List each line of the data that holds the string "What".

** Start RECORDS FOR THE EXERCISE **

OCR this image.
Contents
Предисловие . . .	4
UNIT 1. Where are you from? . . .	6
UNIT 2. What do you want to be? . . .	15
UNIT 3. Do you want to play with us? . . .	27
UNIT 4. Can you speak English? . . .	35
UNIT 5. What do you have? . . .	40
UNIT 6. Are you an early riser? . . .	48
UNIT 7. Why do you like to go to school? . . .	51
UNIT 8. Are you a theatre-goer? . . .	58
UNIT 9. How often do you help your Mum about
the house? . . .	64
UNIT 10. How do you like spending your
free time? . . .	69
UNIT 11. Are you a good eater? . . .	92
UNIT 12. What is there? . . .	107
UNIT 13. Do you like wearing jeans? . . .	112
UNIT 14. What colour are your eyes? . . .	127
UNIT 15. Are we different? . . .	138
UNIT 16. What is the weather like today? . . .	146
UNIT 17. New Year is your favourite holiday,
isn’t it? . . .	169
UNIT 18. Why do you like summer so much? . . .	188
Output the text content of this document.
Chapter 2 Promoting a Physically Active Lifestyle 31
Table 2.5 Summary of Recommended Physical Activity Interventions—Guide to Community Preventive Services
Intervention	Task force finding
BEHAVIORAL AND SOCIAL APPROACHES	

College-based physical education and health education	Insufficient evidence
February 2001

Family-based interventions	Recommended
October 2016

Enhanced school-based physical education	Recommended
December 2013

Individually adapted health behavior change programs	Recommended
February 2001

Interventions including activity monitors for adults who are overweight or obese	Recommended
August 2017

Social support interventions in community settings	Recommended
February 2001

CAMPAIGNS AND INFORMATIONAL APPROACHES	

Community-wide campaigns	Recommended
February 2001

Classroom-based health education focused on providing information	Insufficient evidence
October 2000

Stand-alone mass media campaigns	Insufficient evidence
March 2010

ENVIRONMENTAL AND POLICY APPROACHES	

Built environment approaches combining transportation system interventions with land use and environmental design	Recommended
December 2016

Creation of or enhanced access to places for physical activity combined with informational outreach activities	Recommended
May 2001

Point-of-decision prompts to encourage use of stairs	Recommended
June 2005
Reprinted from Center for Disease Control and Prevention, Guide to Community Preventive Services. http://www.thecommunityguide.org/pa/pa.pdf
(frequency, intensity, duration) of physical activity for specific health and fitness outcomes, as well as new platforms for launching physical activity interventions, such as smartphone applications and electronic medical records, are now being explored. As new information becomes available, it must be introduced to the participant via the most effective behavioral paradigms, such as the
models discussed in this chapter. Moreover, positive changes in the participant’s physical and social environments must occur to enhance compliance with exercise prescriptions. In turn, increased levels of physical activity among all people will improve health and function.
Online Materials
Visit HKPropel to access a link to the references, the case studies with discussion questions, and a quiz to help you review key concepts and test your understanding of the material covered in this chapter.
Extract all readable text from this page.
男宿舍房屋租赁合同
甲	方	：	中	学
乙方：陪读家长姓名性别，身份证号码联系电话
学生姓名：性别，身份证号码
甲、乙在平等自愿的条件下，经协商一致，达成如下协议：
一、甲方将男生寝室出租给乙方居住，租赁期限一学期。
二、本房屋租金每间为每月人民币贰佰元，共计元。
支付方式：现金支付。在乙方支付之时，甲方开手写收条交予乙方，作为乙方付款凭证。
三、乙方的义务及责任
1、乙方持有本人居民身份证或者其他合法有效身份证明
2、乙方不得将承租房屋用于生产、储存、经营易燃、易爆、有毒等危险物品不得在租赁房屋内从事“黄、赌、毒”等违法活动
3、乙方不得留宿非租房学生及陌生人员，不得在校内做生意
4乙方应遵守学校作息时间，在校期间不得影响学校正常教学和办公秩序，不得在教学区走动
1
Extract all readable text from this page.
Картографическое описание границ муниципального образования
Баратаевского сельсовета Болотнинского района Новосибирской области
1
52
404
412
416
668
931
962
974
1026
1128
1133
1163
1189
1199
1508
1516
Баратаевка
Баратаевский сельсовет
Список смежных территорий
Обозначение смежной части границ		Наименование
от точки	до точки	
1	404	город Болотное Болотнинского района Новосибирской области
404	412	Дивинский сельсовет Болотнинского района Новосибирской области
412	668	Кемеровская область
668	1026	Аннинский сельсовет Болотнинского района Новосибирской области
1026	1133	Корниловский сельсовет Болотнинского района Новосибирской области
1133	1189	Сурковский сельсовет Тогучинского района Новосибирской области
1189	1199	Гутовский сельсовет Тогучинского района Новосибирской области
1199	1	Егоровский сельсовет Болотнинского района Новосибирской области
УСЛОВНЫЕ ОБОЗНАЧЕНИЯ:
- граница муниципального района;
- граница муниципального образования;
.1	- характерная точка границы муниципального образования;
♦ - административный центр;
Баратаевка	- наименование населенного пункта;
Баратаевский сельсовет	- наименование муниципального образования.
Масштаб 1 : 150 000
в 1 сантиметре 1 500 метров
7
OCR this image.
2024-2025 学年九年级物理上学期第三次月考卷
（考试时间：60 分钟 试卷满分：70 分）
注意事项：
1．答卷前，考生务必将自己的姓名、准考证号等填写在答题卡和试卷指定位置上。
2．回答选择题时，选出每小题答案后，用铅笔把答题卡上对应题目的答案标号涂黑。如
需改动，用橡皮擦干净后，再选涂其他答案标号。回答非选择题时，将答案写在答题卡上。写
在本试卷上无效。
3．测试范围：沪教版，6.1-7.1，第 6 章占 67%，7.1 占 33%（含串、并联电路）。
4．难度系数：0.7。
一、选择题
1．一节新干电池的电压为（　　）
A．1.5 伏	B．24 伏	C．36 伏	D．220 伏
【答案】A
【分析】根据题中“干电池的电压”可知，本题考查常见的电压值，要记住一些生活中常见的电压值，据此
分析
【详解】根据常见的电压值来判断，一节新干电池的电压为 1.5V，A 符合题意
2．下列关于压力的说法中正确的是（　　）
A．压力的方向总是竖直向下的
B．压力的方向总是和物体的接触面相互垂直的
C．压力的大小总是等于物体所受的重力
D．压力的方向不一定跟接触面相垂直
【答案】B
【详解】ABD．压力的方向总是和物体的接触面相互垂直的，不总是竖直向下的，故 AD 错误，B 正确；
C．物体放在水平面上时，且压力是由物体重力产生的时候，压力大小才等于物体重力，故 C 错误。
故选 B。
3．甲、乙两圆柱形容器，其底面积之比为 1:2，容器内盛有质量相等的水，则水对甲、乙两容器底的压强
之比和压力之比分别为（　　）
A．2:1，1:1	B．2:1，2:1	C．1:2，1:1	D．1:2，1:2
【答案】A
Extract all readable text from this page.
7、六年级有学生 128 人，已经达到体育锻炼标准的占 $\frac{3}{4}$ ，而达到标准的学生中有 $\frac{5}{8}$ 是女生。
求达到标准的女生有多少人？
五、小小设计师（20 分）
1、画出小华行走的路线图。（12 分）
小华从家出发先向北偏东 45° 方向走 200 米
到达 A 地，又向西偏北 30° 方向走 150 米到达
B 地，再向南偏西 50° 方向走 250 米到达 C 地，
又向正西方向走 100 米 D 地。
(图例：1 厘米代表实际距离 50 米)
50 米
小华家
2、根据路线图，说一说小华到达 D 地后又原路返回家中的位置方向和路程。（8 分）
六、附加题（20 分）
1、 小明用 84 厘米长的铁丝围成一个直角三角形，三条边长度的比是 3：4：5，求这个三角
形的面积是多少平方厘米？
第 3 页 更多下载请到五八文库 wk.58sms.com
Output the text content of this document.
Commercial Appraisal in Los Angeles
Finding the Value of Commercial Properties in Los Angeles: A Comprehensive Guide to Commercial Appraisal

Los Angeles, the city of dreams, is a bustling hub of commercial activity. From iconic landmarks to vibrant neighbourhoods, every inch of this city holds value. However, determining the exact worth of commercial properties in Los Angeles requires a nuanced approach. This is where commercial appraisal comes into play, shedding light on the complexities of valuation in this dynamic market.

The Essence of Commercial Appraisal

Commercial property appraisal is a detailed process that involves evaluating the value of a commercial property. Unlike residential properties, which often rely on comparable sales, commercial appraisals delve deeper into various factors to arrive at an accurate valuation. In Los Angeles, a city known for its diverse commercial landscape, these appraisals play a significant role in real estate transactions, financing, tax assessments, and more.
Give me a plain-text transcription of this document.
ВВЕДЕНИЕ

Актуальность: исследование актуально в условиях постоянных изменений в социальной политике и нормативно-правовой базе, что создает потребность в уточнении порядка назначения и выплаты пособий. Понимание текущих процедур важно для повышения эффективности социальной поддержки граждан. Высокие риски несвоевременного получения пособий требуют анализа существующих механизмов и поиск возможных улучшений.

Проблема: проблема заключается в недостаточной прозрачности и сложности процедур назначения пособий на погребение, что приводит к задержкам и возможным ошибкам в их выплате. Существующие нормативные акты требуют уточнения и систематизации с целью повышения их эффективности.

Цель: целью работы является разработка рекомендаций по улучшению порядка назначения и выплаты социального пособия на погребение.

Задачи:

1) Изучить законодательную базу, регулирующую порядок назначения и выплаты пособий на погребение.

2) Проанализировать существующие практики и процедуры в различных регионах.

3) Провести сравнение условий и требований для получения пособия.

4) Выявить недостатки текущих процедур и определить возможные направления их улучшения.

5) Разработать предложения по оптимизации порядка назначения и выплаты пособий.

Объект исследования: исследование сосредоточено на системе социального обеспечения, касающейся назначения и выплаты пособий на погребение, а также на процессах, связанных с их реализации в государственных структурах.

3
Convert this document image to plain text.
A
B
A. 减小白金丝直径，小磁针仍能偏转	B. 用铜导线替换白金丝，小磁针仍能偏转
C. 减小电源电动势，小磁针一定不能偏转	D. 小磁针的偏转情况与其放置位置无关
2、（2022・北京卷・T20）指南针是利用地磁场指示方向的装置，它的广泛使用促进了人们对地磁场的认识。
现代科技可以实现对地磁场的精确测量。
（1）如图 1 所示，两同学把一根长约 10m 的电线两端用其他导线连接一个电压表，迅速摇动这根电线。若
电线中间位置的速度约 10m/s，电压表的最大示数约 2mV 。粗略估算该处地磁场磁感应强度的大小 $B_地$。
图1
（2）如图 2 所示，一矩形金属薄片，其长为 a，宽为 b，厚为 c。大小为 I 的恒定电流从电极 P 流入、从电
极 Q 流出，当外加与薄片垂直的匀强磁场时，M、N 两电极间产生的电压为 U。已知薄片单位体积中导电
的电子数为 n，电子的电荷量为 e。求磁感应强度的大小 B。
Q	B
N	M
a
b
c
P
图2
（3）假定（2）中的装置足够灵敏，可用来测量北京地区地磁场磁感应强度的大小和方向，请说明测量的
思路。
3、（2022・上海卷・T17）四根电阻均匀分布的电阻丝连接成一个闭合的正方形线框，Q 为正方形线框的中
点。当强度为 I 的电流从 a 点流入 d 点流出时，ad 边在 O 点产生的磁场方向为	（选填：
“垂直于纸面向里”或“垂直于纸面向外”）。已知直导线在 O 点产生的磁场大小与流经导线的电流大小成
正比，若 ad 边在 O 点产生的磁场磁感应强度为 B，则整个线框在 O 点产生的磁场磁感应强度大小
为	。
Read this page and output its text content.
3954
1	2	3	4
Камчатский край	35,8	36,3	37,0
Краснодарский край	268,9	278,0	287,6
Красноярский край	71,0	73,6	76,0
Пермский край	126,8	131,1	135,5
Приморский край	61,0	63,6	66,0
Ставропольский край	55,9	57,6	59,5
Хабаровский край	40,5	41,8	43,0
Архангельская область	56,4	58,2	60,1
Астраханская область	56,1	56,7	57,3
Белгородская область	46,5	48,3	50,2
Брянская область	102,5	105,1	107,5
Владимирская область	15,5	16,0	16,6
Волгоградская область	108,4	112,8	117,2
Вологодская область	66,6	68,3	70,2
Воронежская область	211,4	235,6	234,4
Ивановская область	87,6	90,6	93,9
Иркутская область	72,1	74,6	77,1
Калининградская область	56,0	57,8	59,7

** End RECORDS FOR THE EXERCISE **

» **FINISHED EXERCISE**
UNIT 2. What do you want to be? . . .	15
UNIT 5. What do you have? . . .	40
UNIT 12. What is there? . . .	107
UNIT 14. What colour are your eyes? . . .	127
UNIT 16. What is the weather like today? . . .	146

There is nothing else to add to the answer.